Dataset entries on figures
=======
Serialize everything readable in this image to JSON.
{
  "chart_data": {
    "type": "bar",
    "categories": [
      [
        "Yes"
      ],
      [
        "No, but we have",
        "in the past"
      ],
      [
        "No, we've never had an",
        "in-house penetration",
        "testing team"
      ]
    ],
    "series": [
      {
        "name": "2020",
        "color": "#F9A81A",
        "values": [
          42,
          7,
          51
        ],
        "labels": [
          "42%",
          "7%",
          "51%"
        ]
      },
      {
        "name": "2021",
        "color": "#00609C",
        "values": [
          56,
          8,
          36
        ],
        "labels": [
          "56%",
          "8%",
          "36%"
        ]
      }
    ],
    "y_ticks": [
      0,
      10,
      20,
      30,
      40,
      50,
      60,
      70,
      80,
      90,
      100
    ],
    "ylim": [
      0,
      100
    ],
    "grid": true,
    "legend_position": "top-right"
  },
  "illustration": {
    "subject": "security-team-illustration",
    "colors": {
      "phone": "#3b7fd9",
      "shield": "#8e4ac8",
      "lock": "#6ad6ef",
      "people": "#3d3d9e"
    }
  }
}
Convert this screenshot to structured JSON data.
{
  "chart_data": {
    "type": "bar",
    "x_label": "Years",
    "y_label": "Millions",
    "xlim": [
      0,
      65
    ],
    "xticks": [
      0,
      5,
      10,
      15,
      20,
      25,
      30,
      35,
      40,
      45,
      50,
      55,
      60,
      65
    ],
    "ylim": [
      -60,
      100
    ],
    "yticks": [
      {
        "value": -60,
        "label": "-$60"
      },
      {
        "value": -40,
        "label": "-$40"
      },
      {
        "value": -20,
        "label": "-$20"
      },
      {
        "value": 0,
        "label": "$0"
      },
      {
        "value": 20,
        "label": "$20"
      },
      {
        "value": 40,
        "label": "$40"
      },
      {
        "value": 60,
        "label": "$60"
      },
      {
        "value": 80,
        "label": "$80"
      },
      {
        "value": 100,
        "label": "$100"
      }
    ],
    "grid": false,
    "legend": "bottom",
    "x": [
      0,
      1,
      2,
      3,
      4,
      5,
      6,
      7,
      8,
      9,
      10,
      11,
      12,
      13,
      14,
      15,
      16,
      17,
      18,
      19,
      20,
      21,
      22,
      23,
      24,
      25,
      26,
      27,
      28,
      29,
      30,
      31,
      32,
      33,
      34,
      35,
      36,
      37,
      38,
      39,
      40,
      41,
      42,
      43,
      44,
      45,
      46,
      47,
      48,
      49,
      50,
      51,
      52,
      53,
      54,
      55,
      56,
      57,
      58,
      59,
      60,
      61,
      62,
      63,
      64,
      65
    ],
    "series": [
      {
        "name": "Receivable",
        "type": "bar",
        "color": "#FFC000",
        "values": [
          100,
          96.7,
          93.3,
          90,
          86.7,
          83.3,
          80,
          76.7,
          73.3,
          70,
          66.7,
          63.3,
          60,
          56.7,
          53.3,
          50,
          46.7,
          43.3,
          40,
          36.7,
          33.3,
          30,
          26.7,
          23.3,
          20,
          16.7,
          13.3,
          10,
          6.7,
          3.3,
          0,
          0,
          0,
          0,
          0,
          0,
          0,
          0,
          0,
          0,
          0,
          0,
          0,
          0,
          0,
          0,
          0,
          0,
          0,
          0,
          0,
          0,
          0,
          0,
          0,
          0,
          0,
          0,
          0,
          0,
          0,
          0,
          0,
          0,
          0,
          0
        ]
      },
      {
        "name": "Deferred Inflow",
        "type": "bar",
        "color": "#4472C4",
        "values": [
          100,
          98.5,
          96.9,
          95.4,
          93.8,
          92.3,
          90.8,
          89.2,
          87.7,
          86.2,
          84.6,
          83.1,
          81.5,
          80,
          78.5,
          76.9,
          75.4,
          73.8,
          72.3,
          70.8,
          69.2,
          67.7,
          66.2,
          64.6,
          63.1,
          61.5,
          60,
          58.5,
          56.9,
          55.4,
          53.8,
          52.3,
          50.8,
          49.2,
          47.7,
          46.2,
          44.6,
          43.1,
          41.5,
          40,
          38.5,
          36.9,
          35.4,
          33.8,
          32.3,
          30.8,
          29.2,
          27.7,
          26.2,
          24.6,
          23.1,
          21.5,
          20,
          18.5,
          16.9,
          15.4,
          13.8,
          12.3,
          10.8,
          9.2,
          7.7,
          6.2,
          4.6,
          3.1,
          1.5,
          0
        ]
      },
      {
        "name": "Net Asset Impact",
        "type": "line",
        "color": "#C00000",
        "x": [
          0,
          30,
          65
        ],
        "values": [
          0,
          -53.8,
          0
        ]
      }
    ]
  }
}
=======
» **EXERCISE AIM**: Reproduce the listing shown above in its entirety, exactly.

» **WRITTEN RESPONSE**:
Serialize everything readable in this image to JSON.
{
  "chart_data": {
    "type": "bar",
    "categories": [
      [
        "Yes"
      ],
      [
        "No, but we have",
        "in the past"
      ],
      [
        "No, we've never had an",
        "in-house penetration",
        "testing team"
      ]
    ],
    "series": [
      {
        "name": "2020",
        "color": "#F9A81A",
        "values": [
          42,
          7,
          51
        ],
        "labels": [
          "42%",
          "7%",
          "51%"
        ]
      },
      {
        "name": "2021",
        "color": "#00609C",
        "values": [
          56,
          8,
          36
        ],
        "labels": [
          "56%",
          "8%",
          "36%"
        ]
      }
    ],
    "y_ticks": [
      0,
      10,
      20,
      30,
      40,
      50,
      60,
      70,
      80,
      90,
      100
    ],
    "ylim": [
      0,
      100
    ],
    "grid": true,
    "legend_position": "top-right"
  },
  "illustration": {
    "subject": "security-team-illustration",
    "colors": {
      "phone": "#3b7fd9",
      "shield": "#8e4ac8",
      "lock": "#6ad6ef",
      "people": "#3d3d9e"
    }
  }
}
Convert this screenshot to structured JSON data.
{
  "chart_data": {
    "type": "bar",
    "x_label": "Years",
    "y_label": "Millions",
    "xlim": [
      0,
      65
    ],
    "xticks": [
      0,
      5,
      10,
      15,
      20,
      25,
      30,
      35,
      40,
      45,
      50,
      55,
      60,
      65
    ],
    "ylim": [
      -60,
      100
    ],
    "yticks": [
      {
        "value": -60,
        "label": "-$60"
      },
      {
        "value": -40,
        "label": "-$40"
      },
      {
        "value": -20,
        "label": "-$20"
      },
      {
        "value": 0,
        "label": "$0"
      },
      {
        "value": 20,
        "label": "$20"
      },
      {
        "value": 40,
        "label": "$40"
      },
      {
        "value": 60,
        "label": "$60"
      },
      {
        "value": 80,
        "label": "$80"
      },
      {
        "value": 100,
        "label": "$100"
      }
    ],
    "grid": false,
    "legend": "bottom",
    "x": [
      0,
      1,
      2,
      3,
      4,
      5,
      6,
      7,
      8,
      9,
      10,
      11,
      12,
      13,
      14,
      15,
      16,
      17,
      18,
      19,
      20,
      21,
      22,
      23,
      24,
      25,
      26,
      27,
      28,
      29,
      30,
      31,
      32,
      33,
      34,
      35,
      36,
      37,
      38,
      39,
      40,
      41,
      42,
      43,
      44,
      45,
      46,
      47,
      48,
      49,
      50,
      51,
      52,
      53,
      54,
      55,
      56,
      57,
      58,
      59,
      60,
      61,
      62,
      63,
      64,
      65
    ],
    "series": [
      {
        "name": "Receivable",
        "type": "bar",
        "color": "#FFC000",
        "values": [
          100,
          96.7,
          93.3,
          90,
          86.7,
          83.3,
          80,
          76.7,
          73.3,
          70,
          66.7,
          63.3,
          60,
          56.7,
          53.3,
          50,
          46.7,
          43.3,
          40,
          36.7,
          33.3,
          30,
          26.7,
          23.3,
          20,
          16.7,
          13.3,
          10,
          6.7,
          3.3,
          0,
          0,
          0,
          0,
          0,
          0,
          0,
          0,
          0,
          0,
          0,
          0,
          0,
          0,
          0,
          0,
          0,
          0,
          0,
          0,
          0,
          0,
          0,
          0,
          0,
          0,
          0,
          0,
          0,
          0,
          0,
          0,
          0,
          0,
          0,
          0
        ]
      },
      {
        "name": "Deferred Inflow",
        "type": "bar",
        "color": "#4472C4",
        "values": [
          100,
          98.5,
          96.9,
          95.4,
          93.8,
          92.3,
          90.8,
          89.2,
          87.7,
          86.2,
          84.6,
          83.1,
          81.5,
          80,
          78.5,
          76.9,
          75.4,
          73.8,
          72.3,
          70.8,
          69.2,
          67.7,
          66.2,
          64.6,
          63.1,
          61.5,
          60,
          58.5,
          56.9,
          55.4,
          53.8,
          52.3,
          50.8,
          49.2,
          47.7,
          46.2,
          44.6,
          43.1,
          41.5,
          40,
          38.5,
          36.9,
          35.4,
          33.8,
          32.3,
          30.8,
          29.2,
          27.7,
          26.2,
          24.6,
          23.1,
          21.5,
          20,
          18.5,
          16.9,
          15.4,
          13.8,
          12.3,
          10.8,
          9.2,
          7.7,
          6.2,
          4.6,
          3.1,
          1.5,
          0
        ]
      },
      {
        "name": "Net Asset Impact",
        "type": "line",
        "color": "#C00000",
        "x": [
          0,
          30,
          65
        ],
        "values": [
          0,
          -53.8,
          0
        ]
      }
    ]
  }
}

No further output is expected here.